▶ _Request_
Tally the lines that contain the string "document" and give the number by itself.

Entries taken from a collection
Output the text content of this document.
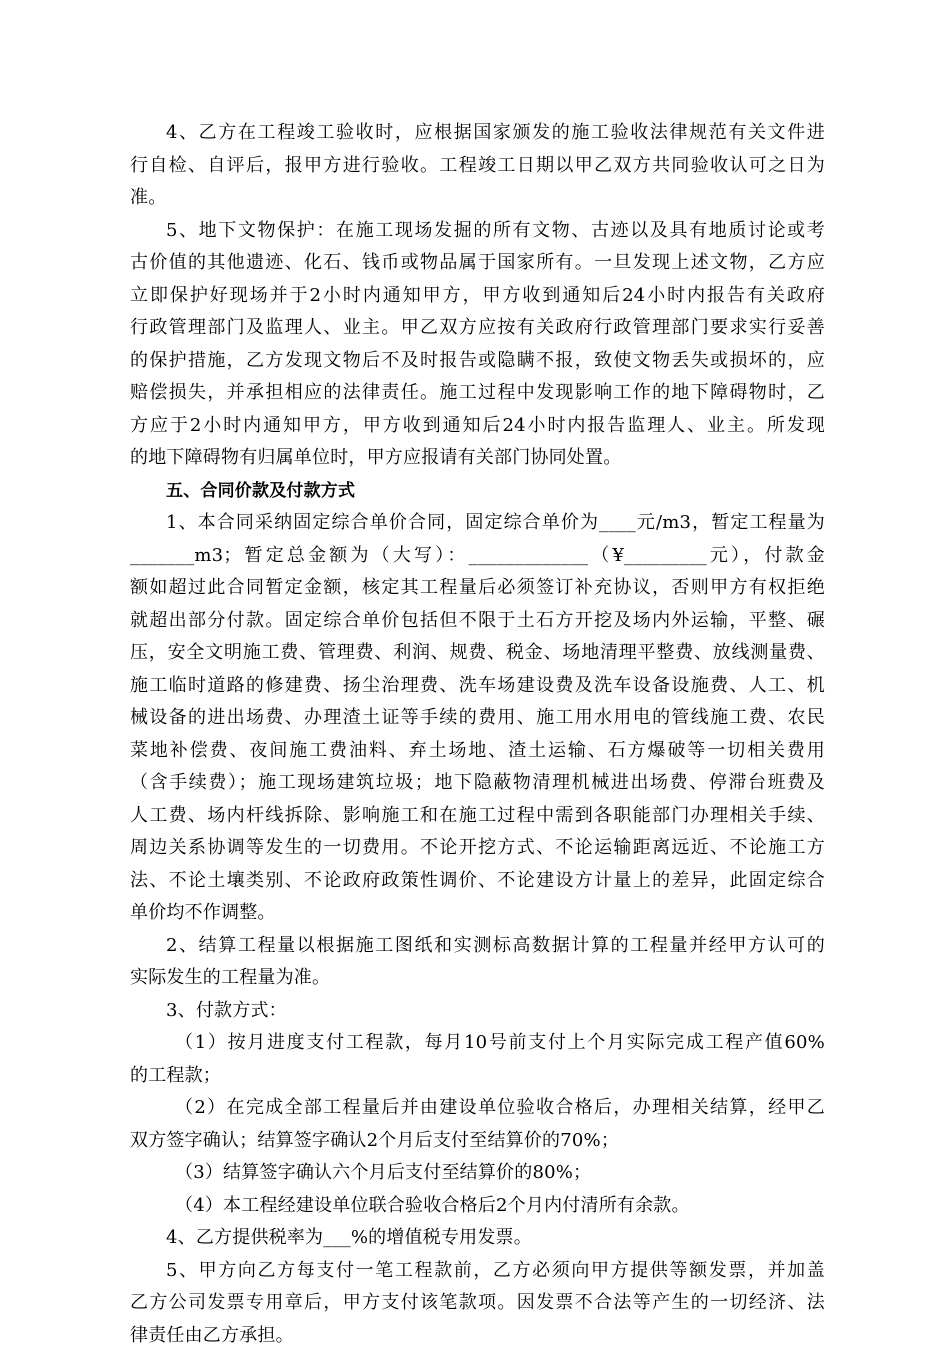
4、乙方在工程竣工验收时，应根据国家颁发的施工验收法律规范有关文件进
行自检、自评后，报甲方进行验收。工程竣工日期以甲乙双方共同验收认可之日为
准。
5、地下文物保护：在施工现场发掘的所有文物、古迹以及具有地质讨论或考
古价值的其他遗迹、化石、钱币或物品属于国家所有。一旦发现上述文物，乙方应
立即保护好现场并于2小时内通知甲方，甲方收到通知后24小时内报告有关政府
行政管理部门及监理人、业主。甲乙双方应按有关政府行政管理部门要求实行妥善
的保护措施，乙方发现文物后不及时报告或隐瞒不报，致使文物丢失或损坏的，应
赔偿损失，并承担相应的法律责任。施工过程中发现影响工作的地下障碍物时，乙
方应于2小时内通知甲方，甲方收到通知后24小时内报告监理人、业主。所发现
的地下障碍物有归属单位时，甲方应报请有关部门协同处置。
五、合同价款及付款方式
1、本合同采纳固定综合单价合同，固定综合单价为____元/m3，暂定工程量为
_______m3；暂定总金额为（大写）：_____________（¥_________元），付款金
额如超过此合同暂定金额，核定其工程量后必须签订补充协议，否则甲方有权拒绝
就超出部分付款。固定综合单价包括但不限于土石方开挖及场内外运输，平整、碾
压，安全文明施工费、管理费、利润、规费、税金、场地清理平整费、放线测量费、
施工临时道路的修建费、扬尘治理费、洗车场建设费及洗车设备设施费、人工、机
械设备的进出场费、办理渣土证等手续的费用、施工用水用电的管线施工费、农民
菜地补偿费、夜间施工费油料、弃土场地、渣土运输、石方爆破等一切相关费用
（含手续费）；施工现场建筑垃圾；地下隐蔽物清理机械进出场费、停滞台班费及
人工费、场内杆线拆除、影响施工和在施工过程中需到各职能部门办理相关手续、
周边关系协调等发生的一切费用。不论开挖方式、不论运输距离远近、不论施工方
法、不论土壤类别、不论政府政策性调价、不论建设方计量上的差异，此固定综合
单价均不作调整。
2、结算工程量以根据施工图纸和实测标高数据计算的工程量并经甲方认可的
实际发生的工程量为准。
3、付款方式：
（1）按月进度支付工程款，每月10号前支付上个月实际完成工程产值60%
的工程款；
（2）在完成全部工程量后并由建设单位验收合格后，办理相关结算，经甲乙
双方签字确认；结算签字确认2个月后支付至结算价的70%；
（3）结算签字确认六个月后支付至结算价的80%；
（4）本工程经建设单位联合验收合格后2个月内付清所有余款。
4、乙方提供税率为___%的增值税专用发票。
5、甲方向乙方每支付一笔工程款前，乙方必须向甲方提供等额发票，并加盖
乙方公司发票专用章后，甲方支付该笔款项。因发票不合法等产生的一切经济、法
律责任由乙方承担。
...
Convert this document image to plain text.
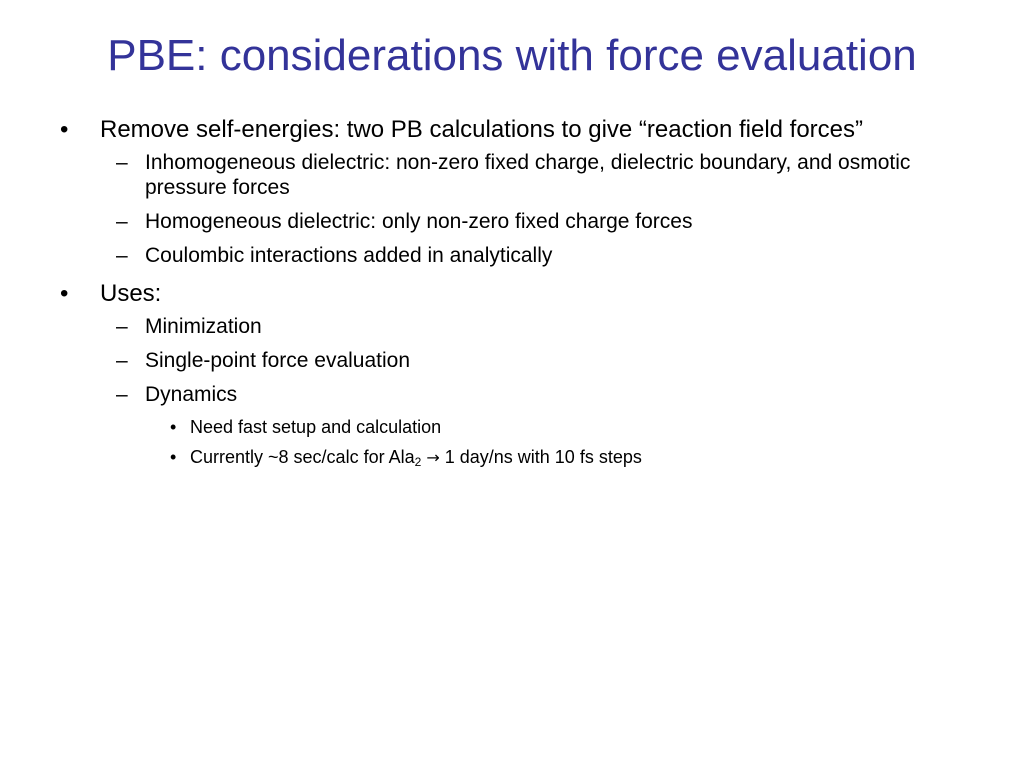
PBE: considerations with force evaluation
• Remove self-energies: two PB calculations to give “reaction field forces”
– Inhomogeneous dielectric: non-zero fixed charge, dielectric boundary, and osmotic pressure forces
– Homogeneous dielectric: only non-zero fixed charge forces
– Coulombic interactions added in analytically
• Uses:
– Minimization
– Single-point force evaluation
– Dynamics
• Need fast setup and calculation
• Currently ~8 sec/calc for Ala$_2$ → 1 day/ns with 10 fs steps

▶ _Solution to this exercise_
2